## WHAT YOU WILL DO
Your task is to print all of the data word for word.

## MATERIAL

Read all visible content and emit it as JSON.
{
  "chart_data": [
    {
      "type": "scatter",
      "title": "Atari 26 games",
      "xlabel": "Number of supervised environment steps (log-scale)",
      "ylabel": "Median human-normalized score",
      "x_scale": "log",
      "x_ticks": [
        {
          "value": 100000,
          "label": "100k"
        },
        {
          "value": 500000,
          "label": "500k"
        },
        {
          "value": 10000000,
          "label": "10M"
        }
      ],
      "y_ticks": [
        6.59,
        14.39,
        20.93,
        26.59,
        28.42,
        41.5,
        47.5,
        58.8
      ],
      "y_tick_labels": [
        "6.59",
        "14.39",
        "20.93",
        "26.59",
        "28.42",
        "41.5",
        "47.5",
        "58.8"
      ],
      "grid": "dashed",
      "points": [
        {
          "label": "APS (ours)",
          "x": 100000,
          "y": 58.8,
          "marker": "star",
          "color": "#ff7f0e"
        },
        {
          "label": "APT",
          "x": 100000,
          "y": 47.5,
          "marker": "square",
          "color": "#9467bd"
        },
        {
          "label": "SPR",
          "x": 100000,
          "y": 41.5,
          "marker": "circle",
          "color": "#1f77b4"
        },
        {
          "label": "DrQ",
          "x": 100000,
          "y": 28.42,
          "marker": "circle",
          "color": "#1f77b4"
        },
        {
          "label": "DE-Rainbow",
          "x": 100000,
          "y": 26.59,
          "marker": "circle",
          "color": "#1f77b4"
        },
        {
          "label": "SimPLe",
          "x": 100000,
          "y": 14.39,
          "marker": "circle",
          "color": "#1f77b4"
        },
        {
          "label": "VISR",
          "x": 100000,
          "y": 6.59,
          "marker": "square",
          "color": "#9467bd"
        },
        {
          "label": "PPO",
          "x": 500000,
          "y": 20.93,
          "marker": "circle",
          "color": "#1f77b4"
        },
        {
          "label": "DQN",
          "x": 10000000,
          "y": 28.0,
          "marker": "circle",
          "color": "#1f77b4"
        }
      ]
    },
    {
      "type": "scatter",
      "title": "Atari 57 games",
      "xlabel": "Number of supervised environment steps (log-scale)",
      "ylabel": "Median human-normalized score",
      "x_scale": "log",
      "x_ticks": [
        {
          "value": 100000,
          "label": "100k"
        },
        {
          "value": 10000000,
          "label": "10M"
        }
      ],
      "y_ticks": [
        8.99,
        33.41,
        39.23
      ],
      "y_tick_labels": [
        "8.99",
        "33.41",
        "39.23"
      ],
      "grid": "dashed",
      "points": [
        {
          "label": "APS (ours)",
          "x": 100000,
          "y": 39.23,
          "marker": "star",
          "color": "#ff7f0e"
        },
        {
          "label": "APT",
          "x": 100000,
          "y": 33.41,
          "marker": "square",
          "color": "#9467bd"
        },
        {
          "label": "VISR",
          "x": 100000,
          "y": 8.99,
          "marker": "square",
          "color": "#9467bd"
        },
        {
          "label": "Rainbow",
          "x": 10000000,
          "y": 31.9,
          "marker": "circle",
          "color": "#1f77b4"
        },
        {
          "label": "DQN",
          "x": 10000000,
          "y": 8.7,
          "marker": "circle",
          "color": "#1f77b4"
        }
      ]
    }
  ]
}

## SOLVED EXERCISE
Read all visible content and emit it as JSON.
{
  "chart_data": [
    {
      "type": "scatter",
      "title": "Atari 26 games",
      "xlabel": "Number of supervised environment steps (log-scale)",
      "ylabel": "Median human-normalized score",
      "x_scale": "log",
      "x_ticks": [
        {
          "value": 100000,
          "label": "100k"
        },
        {
          "value": 500000,
          "label": "500k"
        },
        {
          "value": 10000000,
          "label": "10M"
        }
      ],
      "y_ticks": [
        6.59,
        14.39,
        20.93,
        26.59,
        28.42,
        41.5,
        47.5,
        58.8
      ],
      "y_tick_labels": [
        "6.59",
        "14.39",
        "20.93",
        "26.59",
        "28.42",
        "41.5",
        "47.5",
        "58.8"
      ],
      "grid": "dashed",
      "points": [
        {
          "label": "APS (ours)",
          "x": 100000,
          "y": 58.8,
          "marker": "star",
          "color": "#ff7f0e"
        },
        {
          "label": "APT",
          "x": 100000,
          "y": 47.5,
          "marker": "square",
          "color": "#9467bd"
        },
        {
          "label": "SPR",
          "x": 100000,
          "y": 41.5,
          "marker": "circle",
          "color": "#1f77b4"
        },
        {
          "label": "DrQ",
          "x": 100000,
          "y": 28.42,
          "marker": "circle",
          "color": "#1f77b4"
        },
        {
          "label": "DE-Rainbow",
          "x": 100000,
          "y": 26.59,
          "marker": "circle",
          "color": "#1f77b4"
        },
        {
          "label": "SimPLe",
          "x": 100000,
          "y": 14.39,
          "marker": "circle",
          "color": "#1f77b4"
        },
        {
          "label": "VISR",
          "x": 100000,
          "y": 6.59,
          "marker": "square",
          "color": "#9467bd"
        },
        {
          "label": "PPO",
          "x": 500000,
          "y": 20.93,
          "marker": "circle",
          "color": "#1f77b4"
        },
        {
          "label": "DQN",
          "x": 10000000,
          "y": 28.0,
          "marker": "circle",
          "color": "#1f77b4"
        }
      ]
    },
    {
      "type": "scatter",
      "title": "Atari 57 games",
      "xlabel": "Number of supervised environment steps (log-scale)",
      "ylabel": "Median human-normalized score",
      "x_scale": "log",
      "x_ticks": [
        {
          "value": 100000,
          "label": "100k"
        },
        {
          "value": 10000000,
          "label": "10M"
        }
      ],
      "y_ticks": [
        8.99,
        33.41,
        39.23
      ],
      "y_tick_labels": [
        "8.99",
        "33.41",
        "39.23"
      ],
      "grid": "dashed",
      "points": [
        {
          "label": "APS (ours)",
          "x": 100000,
          "y": 39.23,
          "marker": "star",
          "color": "#ff7f0e"
        },
        {
          "label": "APT",
          "x": 100000,
          "y": 33.41,
          "marker": "square",
          "color": "#9467bd"
        },
        {
          "label": "VISR",
          "x": 100000,
          "y": 8.99,
          "marker": "square",
          "color": "#9467bd"
        },
        {
          "label": "Rainbow",
          "x": 10000000,
          "y": 31.9,
          "marker": "circle",
          "color": "#1f77b4"
        },
        {
          "label": "DQN",
          "x": 10000000,
          "y": 8.7,
          "marker": "circle",
          "color": "#1f77b4"
        }
      ]
    }
  ]
}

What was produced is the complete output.